(Records about charts and figures)

___

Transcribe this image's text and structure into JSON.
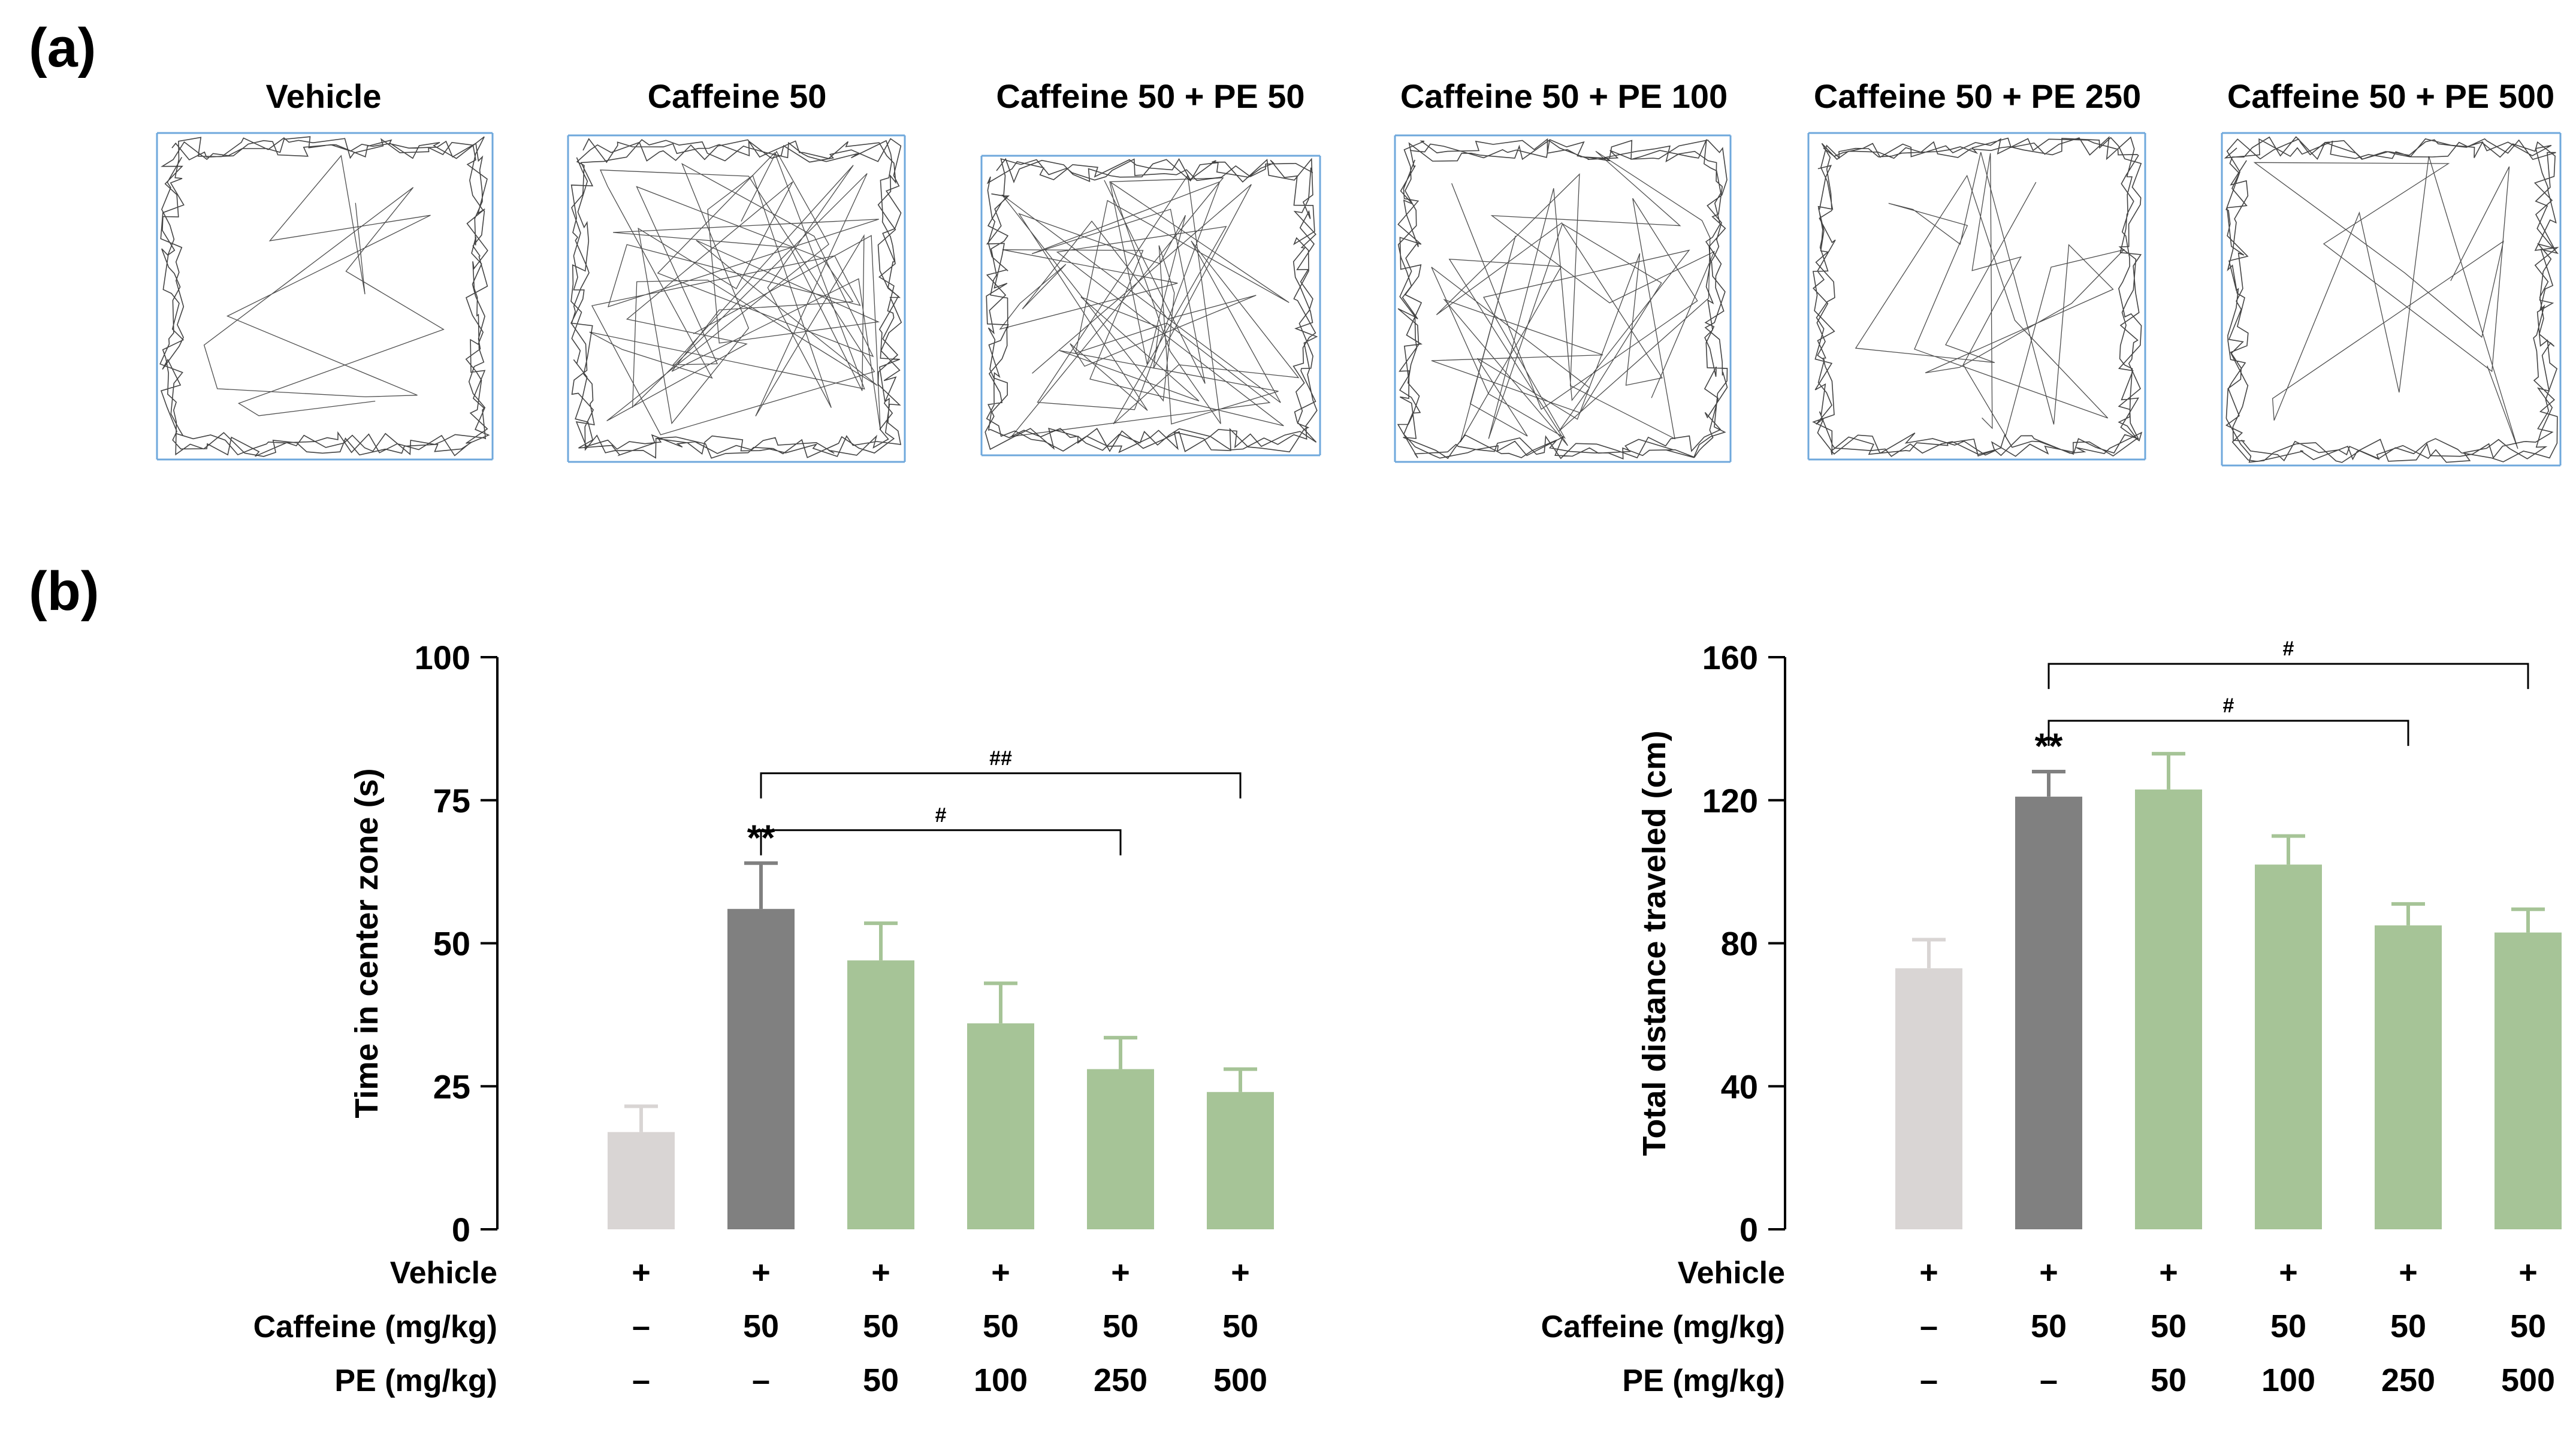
{
  "figure": {
    "panel_a_label": "(a)",
    "panel_b_label": "(b)"
  },
  "tracks": {
    "titles": [
      "Vehicle",
      "Caffeine 50",
      "Caffeine 50 + PE 50",
      "Caffeine 50 + PE 100",
      "Caffeine 50 + PE 250",
      "Caffeine 50 + PE 500"
    ],
    "box_color": "#6fa8dc",
    "path_color": "#222222"
  },
  "colors": {
    "vehicle": "#d9d5d4",
    "caffeine": "#808080",
    "pe": "#a6c497"
  },
  "chart_data": [
    {
      "type": "bar",
      "title": "",
      "ylabel": "Time in center zone (s)",
      "xlabel": "",
      "ylim": [
        0,
        100
      ],
      "yticks": [
        0,
        25,
        50,
        75,
        100
      ],
      "categories": [
        "Vehicle",
        "Caffeine 50",
        "Caffeine 50 + PE 50",
        "Caffeine 50 + PE 100",
        "Caffeine 50 + PE 250",
        "Caffeine 50 + PE 500"
      ],
      "values": [
        17,
        56,
        47,
        36,
        28,
        24
      ],
      "errors": [
        4.5,
        8,
        6.5,
        7,
        5.5,
        4
      ],
      "bar_colors": [
        "#d9d5d4",
        "#808080",
        "#a6c497",
        "#a6c497",
        "#a6c497",
        "#a6c497"
      ],
      "annotations": [
        {
          "bar": 1,
          "text": "**"
        }
      ],
      "brackets": [
        {
          "from": 1,
          "to": 5,
          "text": "##",
          "level": 1
        },
        {
          "from": 1,
          "to": 4,
          "text": "#",
          "level": 0
        }
      ],
      "treatment_table": {
        "rows": [
          {
            "label": "Vehicle",
            "values": [
              "+",
              "+",
              "+",
              "+",
              "+",
              "+"
            ]
          },
          {
            "label": "Caffeine (mg/kg)",
            "values": [
              "–",
              "50",
              "50",
              "50",
              "50",
              "50"
            ]
          },
          {
            "label": "PE (mg/kg)",
            "values": [
              "–",
              "–",
              "50",
              "100",
              "250",
              "500"
            ]
          }
        ]
      }
    },
    {
      "type": "bar",
      "title": "",
      "ylabel": "Total distance traveled (cm)",
      "xlabel": "",
      "ylim": [
        0,
        160
      ],
      "yticks": [
        0,
        40,
        80,
        120,
        160
      ],
      "categories": [
        "Vehicle",
        "Caffeine 50",
        "Caffeine 50 + PE 50",
        "Caffeine 50 + PE 100",
        "Caffeine 50 + PE 250",
        "Caffeine 50 + PE 500"
      ],
      "values": [
        73,
        121,
        123,
        102,
        85,
        83
      ],
      "errors": [
        8,
        7,
        10,
        8,
        6,
        6.5
      ],
      "bar_colors": [
        "#d9d5d4",
        "#808080",
        "#a6c497",
        "#a6c497",
        "#a6c497",
        "#a6c497"
      ],
      "annotations": [
        {
          "bar": 1,
          "text": "**"
        }
      ],
      "brackets": [
        {
          "from": 1,
          "to": 5,
          "text": "#",
          "level": 1
        },
        {
          "from": 1,
          "to": 4,
          "text": "#",
          "level": 0
        }
      ],
      "treatment_table": {
        "rows": [
          {
            "label": "Vehicle",
            "values": [
              "+",
              "+",
              "+",
              "+",
              "+",
              "+"
            ]
          },
          {
            "label": "Caffeine (mg/kg)",
            "values": [
              "–",
              "50",
              "50",
              "50",
              "50",
              "50"
            ]
          },
          {
            "label": "PE (mg/kg)",
            "values": [
              "–",
              "–",
              "50",
              "100",
              "250",
              "500"
            ]
          }
        ]
      }
    }
  ]
}
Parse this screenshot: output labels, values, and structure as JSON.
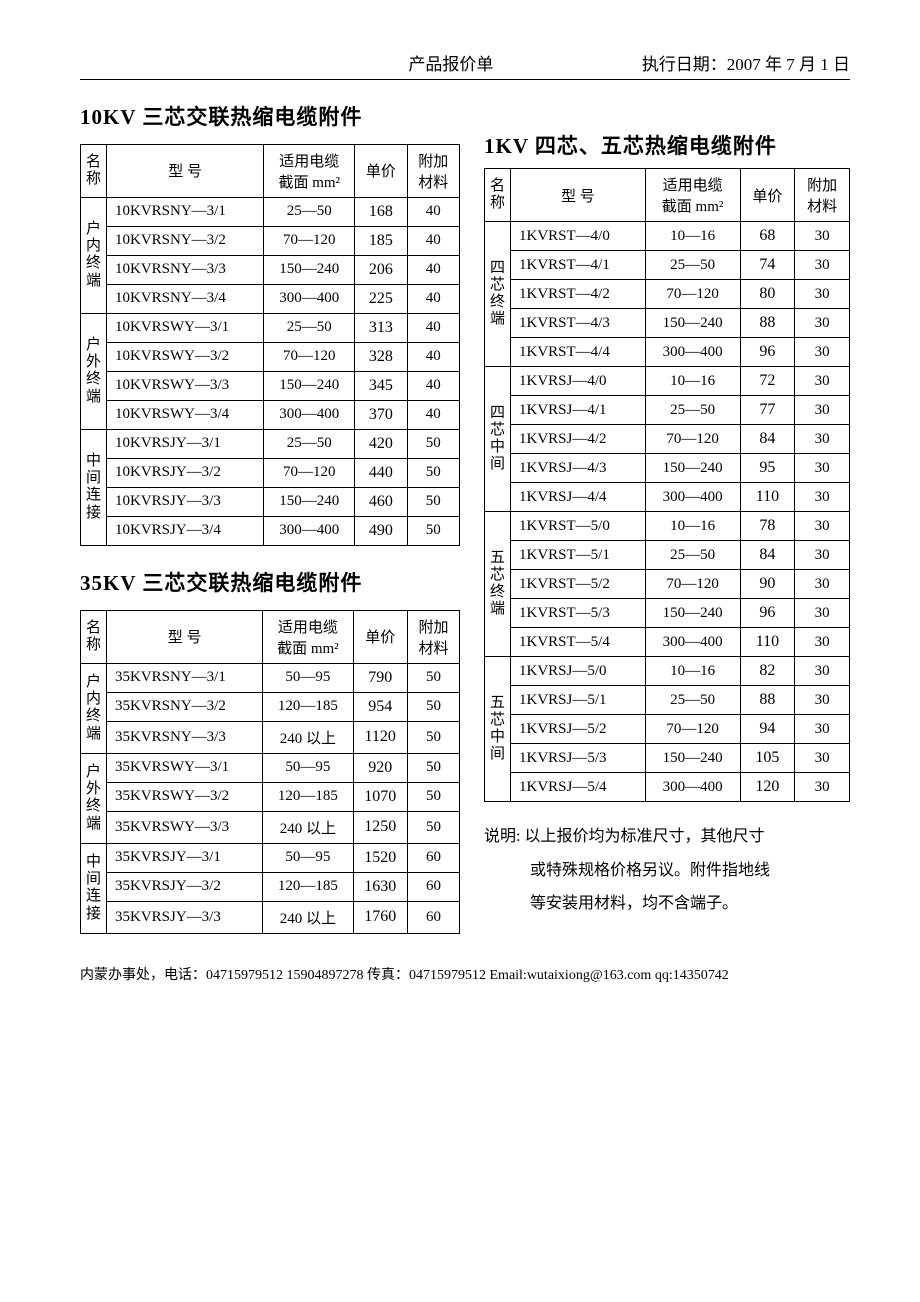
{
  "header": {
    "center": "产品报价单",
    "right_label": "执行日期：",
    "right_date": "2007 年 7 月 1 日"
  },
  "colors": {
    "text": "#000000",
    "background": "#ffffff",
    "border": "#000000"
  },
  "columns_header": {
    "name": "名称",
    "model": "型 号",
    "section_l1": "适用电缆",
    "section_l2": "截面 mm²",
    "price": "单价",
    "extra_l1": "附加",
    "extra_l2": "材料"
  },
  "table10kv": {
    "title": "10KV 三芯交联热缩电缆附件",
    "groups": [
      {
        "category": "户内终端",
        "rows": [
          {
            "model": "10KVRSNY—3/1",
            "section": "25—50",
            "price": "168",
            "extra": "40"
          },
          {
            "model": "10KVRSNY—3/2",
            "section": "70—120",
            "price": "185",
            "extra": "40"
          },
          {
            "model": "10KVRSNY—3/3",
            "section": "150—240",
            "price": "206",
            "extra": "40"
          },
          {
            "model": "10KVRSNY—3/4",
            "section": "300—400",
            "price": "225",
            "extra": "40"
          }
        ]
      },
      {
        "category": "户外终端",
        "rows": [
          {
            "model": "10KVRSWY—3/1",
            "section": "25—50",
            "price": "313",
            "extra": "40"
          },
          {
            "model": "10KVRSWY—3/2",
            "section": "70—120",
            "price": "328",
            "extra": "40"
          },
          {
            "model": "10KVRSWY—3/3",
            "section": "150—240",
            "price": "345",
            "extra": "40"
          },
          {
            "model": "10KVRSWY—3/4",
            "section": "300—400",
            "price": "370",
            "extra": "40"
          }
        ]
      },
      {
        "category": "中间连接",
        "rows": [
          {
            "model": "10KVRSJY—3/1",
            "section": "25—50",
            "price": "420",
            "extra": "50"
          },
          {
            "model": "10KVRSJY—3/2",
            "section": "70—120",
            "price": "440",
            "extra": "50"
          },
          {
            "model": "10KVRSJY—3/3",
            "section": "150—240",
            "price": "460",
            "extra": "50"
          },
          {
            "model": "10KVRSJY—3/4",
            "section": "300—400",
            "price": "490",
            "extra": "50"
          }
        ]
      }
    ]
  },
  "table35kv": {
    "title": "35KV 三芯交联热缩电缆附件",
    "groups": [
      {
        "category": "户内终端",
        "rows": [
          {
            "model": "35KVRSNY—3/1",
            "section": "50—95",
            "price": "790",
            "extra": "50"
          },
          {
            "model": "35KVRSNY—3/2",
            "section": "120—185",
            "price": "954",
            "extra": "50"
          },
          {
            "model": "35KVRSNY—3/3",
            "section": "240 以上",
            "price": "1120",
            "extra": "50"
          }
        ]
      },
      {
        "category": "户外终端",
        "rows": [
          {
            "model": "35KVRSWY—3/1",
            "section": "50—95",
            "price": "920",
            "extra": "50"
          },
          {
            "model": "35KVRSWY—3/2",
            "section": "120—185",
            "price": "1070",
            "extra": "50"
          },
          {
            "model": "35KVRSWY—3/3",
            "section": "240 以上",
            "price": "1250",
            "extra": "50"
          }
        ]
      },
      {
        "category": "中间连接",
        "rows": [
          {
            "model": "35KVRSJY—3/1",
            "section": "50—95",
            "price": "1520",
            "extra": "60"
          },
          {
            "model": "35KVRSJY—3/2",
            "section": "120—185",
            "price": "1630",
            "extra": "60"
          },
          {
            "model": "35KVRSJY—3/3",
            "section": "240 以上",
            "price": "1760",
            "extra": "60"
          }
        ]
      }
    ]
  },
  "table1kv": {
    "title": "1KV 四芯、五芯热缩电缆附件",
    "groups": [
      {
        "category": "四芯终端",
        "rows": [
          {
            "model": "1KVRST—4/0",
            "section": "10—16",
            "price": "68",
            "extra": "30"
          },
          {
            "model": "1KVRST—4/1",
            "section": "25—50",
            "price": "74",
            "extra": "30"
          },
          {
            "model": "1KVRST—4/2",
            "section": "70—120",
            "price": "80",
            "extra": "30"
          },
          {
            "model": "1KVRST—4/3",
            "section": "150—240",
            "price": "88",
            "extra": "30"
          },
          {
            "model": "1KVRST—4/4",
            "section": "300—400",
            "price": "96",
            "extra": "30"
          }
        ]
      },
      {
        "category": "四芯中间",
        "rows": [
          {
            "model": "1KVRSJ—4/0",
            "section": "10—16",
            "price": "72",
            "extra": "30"
          },
          {
            "model": "1KVRSJ—4/1",
            "section": "25—50",
            "price": "77",
            "extra": "30"
          },
          {
            "model": "1KVRSJ—4/2",
            "section": "70—120",
            "price": "84",
            "extra": "30"
          },
          {
            "model": "1KVRSJ—4/3",
            "section": "150—240",
            "price": "95",
            "extra": "30"
          },
          {
            "model": "1KVRSJ—4/4",
            "section": "300—400",
            "price": "110",
            "extra": "30"
          }
        ]
      },
      {
        "category": "五芯终端",
        "rows": [
          {
            "model": "1KVRST—5/0",
            "section": "10—16",
            "price": "78",
            "extra": "30"
          },
          {
            "model": "1KVRST—5/1",
            "section": "25—50",
            "price": "84",
            "extra": "30"
          },
          {
            "model": "1KVRST—5/2",
            "section": "70—120",
            "price": "90",
            "extra": "30"
          },
          {
            "model": "1KVRST—5/3",
            "section": "150—240",
            "price": "96",
            "extra": "30"
          },
          {
            "model": "1KVRST—5/4",
            "section": "300—400",
            "price": "110",
            "extra": "30"
          }
        ]
      },
      {
        "category": "五芯中间",
        "rows": [
          {
            "model": "1KVRSJ—5/0",
            "section": "10—16",
            "price": "82",
            "extra": "30"
          },
          {
            "model": "1KVRSJ—5/1",
            "section": "25—50",
            "price": "88",
            "extra": "30"
          },
          {
            "model": "1KVRSJ—5/2",
            "section": "70—120",
            "price": "94",
            "extra": "30"
          },
          {
            "model": "1KVRSJ—5/3",
            "section": "150—240",
            "price": "105",
            "extra": "30"
          },
          {
            "model": "1KVRSJ—5/4",
            "section": "300—400",
            "price": "120",
            "extra": "30"
          }
        ]
      }
    ]
  },
  "note": {
    "label": "说明:",
    "line1": "以上报价均为标准尺寸，其他尺寸",
    "line2": "或特殊规格价格另议。附件指地线",
    "line3": "等安装用材料，均不含端子。"
  },
  "footer": {
    "text": "内蒙办事处，电话：04715979512  15904897278 传真：04715979512   Email:wutaixiong@163.com qq:14350742"
  }
}
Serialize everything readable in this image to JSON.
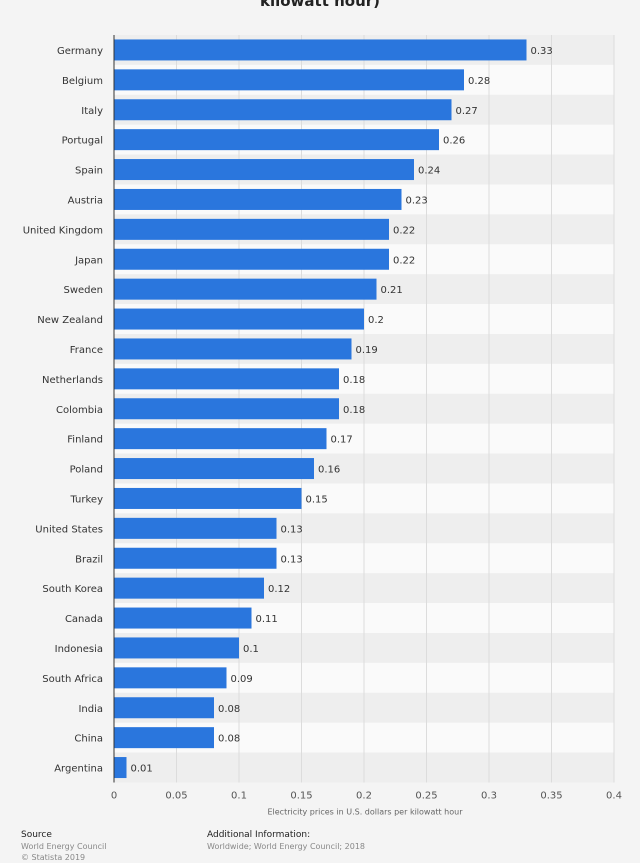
{
  "chart_data": {
    "type": "bar",
    "orientation": "horizontal",
    "title": "kilowatt hour)",
    "categories": [
      "Germany",
      "Belgium",
      "Italy",
      "Portugal",
      "Spain",
      "Austria",
      "United Kingdom",
      "Japan",
      "Sweden",
      "New Zealand",
      "France",
      "Netherlands",
      "Colombia",
      "Finland",
      "Poland",
      "Turkey",
      "United States",
      "Brazil",
      "South Korea",
      "Canada",
      "Indonesia",
      "South Africa",
      "India",
      "China",
      "Argentina"
    ],
    "values": [
      0.33,
      0.28,
      0.27,
      0.26,
      0.24,
      0.23,
      0.22,
      0.22,
      0.21,
      0.2,
      0.19,
      0.18,
      0.18,
      0.17,
      0.16,
      0.15,
      0.13,
      0.13,
      0.12,
      0.11,
      0.1,
      0.09,
      0.08,
      0.08,
      0.01
    ],
    "value_labels": [
      "0.33",
      "0.28",
      "0.27",
      "0.26",
      "0.24",
      "0.23",
      "0.22",
      "0.22",
      "0.21",
      "0.2",
      "0.19",
      "0.18",
      "0.18",
      "0.17",
      "0.16",
      "0.15",
      "0.13",
      "0.13",
      "0.12",
      "0.11",
      "0.1",
      "0.09",
      "0.08",
      "0.08",
      "0.01"
    ],
    "xlabel": "Electricity prices in U.S. dollars per kilowatt hour",
    "ylabel": "",
    "xlim": [
      0,
      0.4
    ],
    "x_ticks": [
      0,
      0.05,
      0.1,
      0.15,
      0.2,
      0.25,
      0.3,
      0.35,
      0.4
    ],
    "x_tick_labels": [
      "0",
      "0.05",
      "0.1",
      "0.15",
      "0.2",
      "0.25",
      "0.3",
      "0.35",
      "0.4"
    ],
    "grid": true,
    "bar_color": "#2a76dd"
  },
  "footer": {
    "source_heading": "Source",
    "source_line1": "World Energy Council",
    "source_line2": "© Statista 2019",
    "info_heading": "Additional Information:",
    "info_line1": "Worldwide; World Energy Council; 2018"
  }
}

___

In the material above, find the lines that contain "JSON" and show them.

Transcribe this image's text and structure into JSON.
Parse this screenshot: output labels, values, and structure as JSON.
Serialize everything readable in this image to JSON.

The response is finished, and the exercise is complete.